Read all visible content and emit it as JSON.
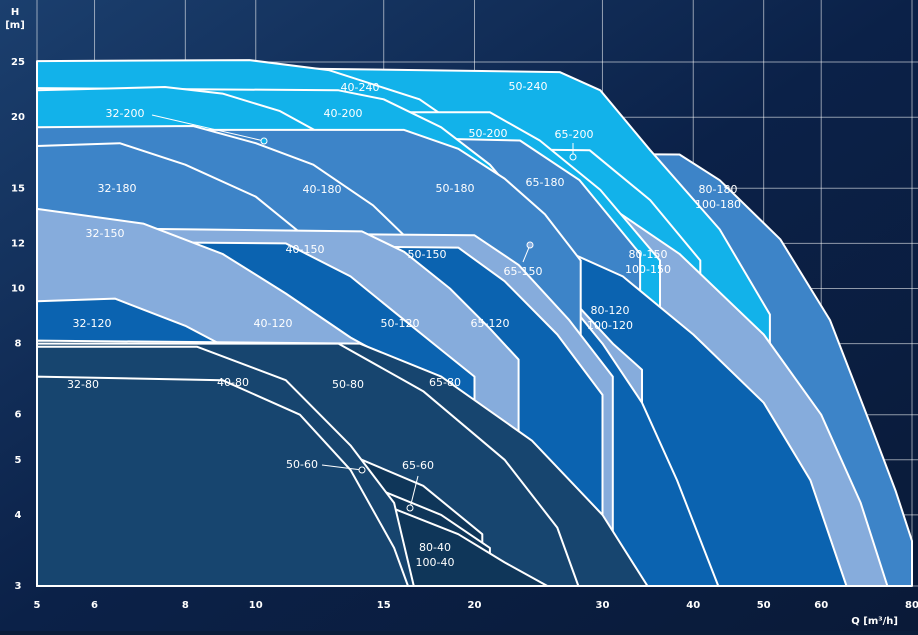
{
  "chart_data": {
    "type": "pump-map",
    "x_label": "Q [m³/h]",
    "y_label": "H",
    "y_unit": "[m]",
    "log_x": true,
    "log_y": true,
    "grid": true,
    "xlim": [
      5,
      80
    ],
    "ylim": [
      3,
      30
    ],
    "xticks": [
      5,
      6,
      8,
      10,
      15,
      20,
      30,
      40,
      50,
      60,
      80
    ],
    "yticks": [
      3,
      4,
      5,
      6,
      8,
      10,
      12,
      15,
      20,
      25
    ],
    "regions": [
      {
        "labels": [
          "80-180",
          "100-180"
        ],
        "color": "#3d84c8",
        "q": [
          5,
          38.3,
          43.5,
          52.7,
          61.7,
          70,
          76,
          80
        ],
        "h": [
          17.5,
          17.2,
          15.5,
          12.2,
          8.8,
          5.8,
          4.4,
          3.6
        ]
      },
      {
        "labels": [
          "50-240"
        ],
        "color": "#12b2ea",
        "q": [
          5,
          26.2,
          29.8,
          34.9,
          43.5,
          51
        ],
        "h": [
          24.7,
          24,
          22.3,
          17.5,
          12.7,
          9
        ]
      },
      {
        "labels": [
          "65-200"
        ],
        "color": "#12b2ea",
        "q": [
          5,
          28.8,
          34.9,
          40.9
        ],
        "h": [
          17.9,
          17.5,
          14.3,
          11.2
        ]
      },
      {
        "labels": [
          "80-150",
          "100-150"
        ],
        "color": "#86acdc",
        "q": [
          5,
          23.1,
          29.8,
          38.3,
          50,
          60,
          68,
          74
        ],
        "h": [
          16.1,
          15.5,
          14.3,
          11.5,
          8.3,
          6,
          4.2,
          3
        ]
      },
      {
        "labels": [
          "40-240"
        ],
        "color": "#12b2ea",
        "q": [
          5,
          9.8,
          12.6,
          16.8,
          20.3,
          26.2,
          31.7
        ],
        "h": [
          25.1,
          25.2,
          24.2,
          21.5,
          18.2,
          13.7,
          9.5
        ]
      },
      {
        "labels": [
          "50-200"
        ],
        "color": "#12b2ea",
        "q": [
          5,
          21,
          24.6,
          29.8,
          36
        ],
        "h": [
          20.4,
          20.4,
          18.2,
          14.9,
          11.2
        ]
      },
      {
        "labels": [
          "65-180"
        ],
        "color": "#3d84c8",
        "q": [
          5,
          23.1,
          27.9,
          33.8
        ],
        "h": [
          19,
          18.2,
          15.5,
          11.5
        ]
      },
      {
        "labels": [
          "80-120",
          "100-120"
        ],
        "color": "#0b63b0",
        "q": [
          5,
          25,
          32,
          40,
          50,
          58,
          65
        ],
        "h": [
          12.3,
          12.1,
          10.5,
          8.3,
          6.3,
          4.6,
          3
        ]
      },
      {
        "labels": [
          "65-150"
        ],
        "color": "#86acdc",
        "q": [
          5,
          21.7,
          26,
          31,
          34
        ],
        "h": [
          12.5,
          12.2,
          10.2,
          8,
          7.2
        ]
      },
      {
        "labels": [
          "65-120"
        ],
        "color": "#0b63b0",
        "q": [
          5,
          21,
          26,
          30,
          34,
          38,
          43.3
        ],
        "h": [
          12,
          11.8,
          10,
          8,
          6.3,
          4.6,
          3
        ]
      },
      {
        "labels": [
          "40-200"
        ],
        "color": "#12b2ea",
        "q": [
          5,
          13,
          15,
          18,
          21,
          24,
          26
        ],
        "h": [
          22.5,
          22.3,
          21.5,
          19.2,
          16.5,
          13.5,
          11.5
        ]
      },
      {
        "labels": [
          "32-200"
        ],
        "color": "#12b2ea",
        "q": [
          5,
          7.5,
          9,
          10.8,
          13,
          15
        ],
        "h": [
          22.3,
          22.6,
          22,
          20.5,
          18,
          15.5
        ]
      },
      {
        "labels": [
          "50-180"
        ],
        "color": "#3d84c8",
        "q": [
          5,
          16,
          19,
          22,
          25,
          28
        ],
        "h": [
          19,
          19,
          17.6,
          15.6,
          13.5,
          11.2
        ]
      },
      {
        "labels": [
          "40-180"
        ],
        "color": "#3d84c8",
        "q": [
          5,
          8.2,
          10,
          12,
          14.5,
          17,
          19.5
        ],
        "h": [
          19.2,
          19.3,
          18,
          16.5,
          14,
          11.5,
          9.5
        ]
      },
      {
        "labels": [
          "32-180"
        ],
        "color": "#3d84c8",
        "q": [
          5,
          6.5,
          8,
          10,
          12,
          14,
          14.5
        ],
        "h": [
          17.8,
          18,
          16.5,
          14.5,
          12,
          9.5,
          8.5
        ]
      },
      {
        "labels": [
          "50-150"
        ],
        "color": "#86acdc",
        "q": [
          5,
          20,
          23,
          27,
          31
        ],
        "h": [
          12.6,
          12.4,
          11,
          8.8,
          7
        ]
      },
      {
        "labels": [
          "50-120"
        ],
        "color": "#0b63b0",
        "q": [
          5,
          19,
          22,
          26,
          30
        ],
        "h": [
          12,
          11.8,
          10.3,
          8.3,
          6.5
        ]
      },
      {
        "labels": [
          "40-150"
        ],
        "color": "#86acdc",
        "q": [
          5,
          14,
          16,
          18.5,
          21,
          23
        ],
        "h": [
          12.8,
          12.6,
          11.6,
          10,
          8.5,
          7.5
        ]
      },
      {
        "labels": [
          "40-120"
        ],
        "color": "#0b63b0",
        "q": [
          5,
          11,
          13.5,
          15.5,
          18,
          20
        ],
        "h": [
          12.1,
          12,
          10.5,
          9.1,
          7.8,
          7
        ]
      },
      {
        "labels": [
          "32-150"
        ],
        "color": "#86acdc",
        "q": [
          5,
          7,
          9,
          11,
          13.5,
          14.5
        ],
        "h": [
          13.8,
          13,
          11.5,
          9.8,
          8.2,
          7.8
        ]
      },
      {
        "labels": [
          "32-120"
        ],
        "color": "#0b63b0",
        "q": [
          5,
          6.4,
          8,
          10,
          12,
          14
        ],
        "h": [
          9.5,
          9.6,
          8.6,
          7.4,
          6.2,
          5
        ]
      },
      {
        "labels": [
          "65-80"
        ],
        "color": "#17456f",
        "q": [
          5,
          13.9,
          18,
          24,
          30,
          34.6
        ],
        "h": [
          8.1,
          8,
          7,
          5.4,
          4,
          3
        ]
      },
      {
        "labels": [
          "50-80"
        ],
        "color": "#17456f",
        "q": [
          5,
          13,
          17,
          22,
          26,
          27.8
        ],
        "h": [
          8,
          8,
          6.6,
          5,
          3.8,
          3
        ]
      },
      {
        "labels": [
          "50-60"
        ],
        "color": "#0f3659",
        "q": [
          5,
          14,
          17,
          20.5
        ],
        "h": [
          5.2,
          5,
          4.5,
          3.7
        ]
      },
      {
        "labels": [
          "65-60"
        ],
        "color": "#0f3659",
        "q": [
          5,
          15,
          18,
          21
        ],
        "h": [
          4.6,
          4.4,
          4,
          3.5
        ]
      },
      {
        "labels": [
          "80-40",
          "100-40"
        ],
        "color": "#0f3659",
        "q": [
          5,
          15.5,
          19,
          22,
          25.2
        ],
        "h": [
          4.3,
          4.1,
          3.7,
          3.3,
          3
        ]
      },
      {
        "labels": [
          "40-80"
        ],
        "color": "#17456f",
        "q": [
          5,
          8.3,
          11,
          13.5,
          15.5,
          16.5
        ],
        "h": [
          7.9,
          7.9,
          6.9,
          5.3,
          4.2,
          3
        ]
      },
      {
        "labels": [
          "32-80"
        ],
        "color": "#17456f",
        "q": [
          5,
          9,
          11.5,
          13.5,
          15.5,
          16.2
        ],
        "h": [
          7,
          6.9,
          6,
          4.8,
          3.5,
          3
        ]
      }
    ]
  }
}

****

SET EXERCISE: Output the data exactly. Pictures don't belong in the result.

FINAL ANSWER:
Read all visible content and emit it as JSON.
{
  "chart_data": {
    "type": "pump-map",
    "x_label": "Q [m³/h]",
    "y_label": "H",
    "y_unit": "[m]",
    "log_x": true,
    "log_y": true,
    "grid": true,
    "xlim": [
      5,
      80
    ],
    "ylim": [
      3,
      30
    ],
    "xticks": [
      5,
      6,
      8,
      10,
      15,
      20,
      30,
      40,
      50,
      60,
      80
    ],
    "yticks": [
      3,
      4,
      5,
      6,
      8,
      10,
      12,
      15,
      20,
      25
    ],
    "regions": [
      {
        "labels": [
          "80-180",
          "100-180"
        ],
        "color": "#3d84c8",
        "q": [
          5,
          38.3,
          43.5,
          52.7,
          61.7,
          70,
          76,
          80
        ],
        "h": [
          17.5,
          17.2,
          15.5,
          12.2,
          8.8,
          5.8,
          4.4,
          3.6
        ]
      },
      {
        "labels": [
          "50-240"
        ],
        "color": "#12b2ea",
        "q": [
          5,
          26.2,
          29.8,
          34.9,
          43.5,
          51
        ],
        "h": [
          24.7,
          24,
          22.3,
          17.5,
          12.7,
          9
        ]
      },
      {
        "labels": [
          "65-200"
        ],
        "color": "#12b2ea",
        "q": [
          5,
          28.8,
          34.9,
          40.9
        ],
        "h": [
          17.9,
          17.5,
          14.3,
          11.2
        ]
      },
      {
        "labels": [
          "80-150",
          "100-150"
        ],
        "color": "#86acdc",
        "q": [
          5,
          23.1,
          29.8,
          38.3,
          50,
          60,
          68,
          74
        ],
        "h": [
          16.1,
          15.5,
          14.3,
          11.5,
          8.3,
          6,
          4.2,
          3
        ]
      },
      {
        "labels": [
          "40-240"
        ],
        "color": "#12b2ea",
        "q": [
          5,
          9.8,
          12.6,
          16.8,
          20.3,
          26.2,
          31.7
        ],
        "h": [
          25.1,
          25.2,
          24.2,
          21.5,
          18.2,
          13.7,
          9.5
        ]
      },
      {
        "labels": [
          "50-200"
        ],
        "color": "#12b2ea",
        "q": [
          5,
          21,
          24.6,
          29.8,
          36
        ],
        "h": [
          20.4,
          20.4,
          18.2,
          14.9,
          11.2
        ]
      },
      {
        "labels": [
          "65-180"
        ],
        "color": "#3d84c8",
        "q": [
          5,
          23.1,
          27.9,
          33.8
        ],
        "h": [
          19,
          18.2,
          15.5,
          11.5
        ]
      },
      {
        "labels": [
          "80-120",
          "100-120"
        ],
        "color": "#0b63b0",
        "q": [
          5,
          25,
          32,
          40,
          50,
          58,
          65
        ],
        "h": [
          12.3,
          12.1,
          10.5,
          8.3,
          6.3,
          4.6,
          3
        ]
      },
      {
        "labels": [
          "65-150"
        ],
        "color": "#86acdc",
        "q": [
          5,
          21.7,
          26,
          31,
          34
        ],
        "h": [
          12.5,
          12.2,
          10.2,
          8,
          7.2
        ]
      },
      {
        "labels": [
          "65-120"
        ],
        "color": "#0b63b0",
        "q": [
          5,
          21,
          26,
          30,
          34,
          38,
          43.3
        ],
        "h": [
          12,
          11.8,
          10,
          8,
          6.3,
          4.6,
          3
        ]
      },
      {
        "labels": [
          "40-200"
        ],
        "color": "#12b2ea",
        "q": [
          5,
          13,
          15,
          18,
          21,
          24,
          26
        ],
        "h": [
          22.5,
          22.3,
          21.5,
          19.2,
          16.5,
          13.5,
          11.5
        ]
      },
      {
        "labels": [
          "32-200"
        ],
        "color": "#12b2ea",
        "q": [
          5,
          7.5,
          9,
          10.8,
          13,
          15
        ],
        "h": [
          22.3,
          22.6,
          22,
          20.5,
          18,
          15.5
        ]
      },
      {
        "labels": [
          "50-180"
        ],
        "color": "#3d84c8",
        "q": [
          5,
          16,
          19,
          22,
          25,
          28
        ],
        "h": [
          19,
          19,
          17.6,
          15.6,
          13.5,
          11.2
        ]
      },
      {
        "labels": [
          "40-180"
        ],
        "color": "#3d84c8",
        "q": [
          5,
          8.2,
          10,
          12,
          14.5,
          17,
          19.5
        ],
        "h": [
          19.2,
          19.3,
          18,
          16.5,
          14,
          11.5,
          9.5
        ]
      },
      {
        "labels": [
          "32-180"
        ],
        "color": "#3d84c8",
        "q": [
          5,
          6.5,
          8,
          10,
          12,
          14,
          14.5
        ],
        "h": [
          17.8,
          18,
          16.5,
          14.5,
          12,
          9.5,
          8.5
        ]
      },
      {
        "labels": [
          "50-150"
        ],
        "color": "#86acdc",
        "q": [
          5,
          20,
          23,
          27,
          31
        ],
        "h": [
          12.6,
          12.4,
          11,
          8.8,
          7
        ]
      },
      {
        "labels": [
          "50-120"
        ],
        "color": "#0b63b0",
        "q": [
          5,
          19,
          22,
          26,
          30
        ],
        "h": [
          12,
          11.8,
          10.3,
          8.3,
          6.5
        ]
      },
      {
        "labels": [
          "40-150"
        ],
        "color": "#86acdc",
        "q": [
          5,
          14,
          16,
          18.5,
          21,
          23
        ],
        "h": [
          12.8,
          12.6,
          11.6,
          10,
          8.5,
          7.5
        ]
      },
      {
        "labels": [
          "40-120"
        ],
        "color": "#0b63b0",
        "q": [
          5,
          11,
          13.5,
          15.5,
          18,
          20
        ],
        "h": [
          12.1,
          12,
          10.5,
          9.1,
          7.8,
          7
        ]
      },
      {
        "labels": [
          "32-150"
        ],
        "color": "#86acdc",
        "q": [
          5,
          7,
          9,
          11,
          13.5,
          14.5
        ],
        "h": [
          13.8,
          13,
          11.5,
          9.8,
          8.2,
          7.8
        ]
      },
      {
        "labels": [
          "32-120"
        ],
        "color": "#0b63b0",
        "q": [
          5,
          6.4,
          8,
          10,
          12,
          14
        ],
        "h": [
          9.5,
          9.6,
          8.6,
          7.4,
          6.2,
          5
        ]
      },
      {
        "labels": [
          "65-80"
        ],
        "color": "#17456f",
        "q": [
          5,
          13.9,
          18,
          24,
          30,
          34.6
        ],
        "h": [
          8.1,
          8,
          7,
          5.4,
          4,
          3
        ]
      },
      {
        "labels": [
          "50-80"
        ],
        "color": "#17456f",
        "q": [
          5,
          13,
          17,
          22,
          26,
          27.8
        ],
        "h": [
          8,
          8,
          6.6,
          5,
          3.8,
          3
        ]
      },
      {
        "labels": [
          "50-60"
        ],
        "color": "#0f3659",
        "q": [
          5,
          14,
          17,
          20.5
        ],
        "h": [
          5.2,
          5,
          4.5,
          3.7
        ]
      },
      {
        "labels": [
          "65-60"
        ],
        "color": "#0f3659",
        "q": [
          5,
          15,
          18,
          21
        ],
        "h": [
          4.6,
          4.4,
          4,
          3.5
        ]
      },
      {
        "labels": [
          "80-40",
          "100-40"
        ],
        "color": "#0f3659",
        "q": [
          5,
          15.5,
          19,
          22,
          25.2
        ],
        "h": [
          4.3,
          4.1,
          3.7,
          3.3,
          3
        ]
      },
      {
        "labels": [
          "40-80"
        ],
        "color": "#17456f",
        "q": [
          5,
          8.3,
          11,
          13.5,
          15.5,
          16.5
        ],
        "h": [
          7.9,
          7.9,
          6.9,
          5.3,
          4.2,
          3
        ]
      },
      {
        "labels": [
          "32-80"
        ],
        "color": "#17456f",
        "q": [
          5,
          9,
          11.5,
          13.5,
          15.5,
          16.2
        ],
        "h": [
          7,
          6.9,
          6,
          4.8,
          3.5,
          3
        ]
      }
    ]
  }
}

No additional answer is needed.